**STATED GOAL:**
Give the data a second time, exactly and in full.

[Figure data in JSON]
>> start

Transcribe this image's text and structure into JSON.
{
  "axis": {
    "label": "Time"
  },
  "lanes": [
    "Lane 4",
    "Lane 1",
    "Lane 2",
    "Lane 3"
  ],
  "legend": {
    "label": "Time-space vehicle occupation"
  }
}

>> end

**EXERCISE ANSWER:**
Transcribe this image's text and structure into JSON.
{
  "axis": {
    "label": "Time"
  },
  "lanes": [
    "Lane 4",
    "Lane 1",
    "Lane 2",
    "Lane 3"
  ],
  "legend": {
    "label": "Time-space vehicle occupation"
  }
}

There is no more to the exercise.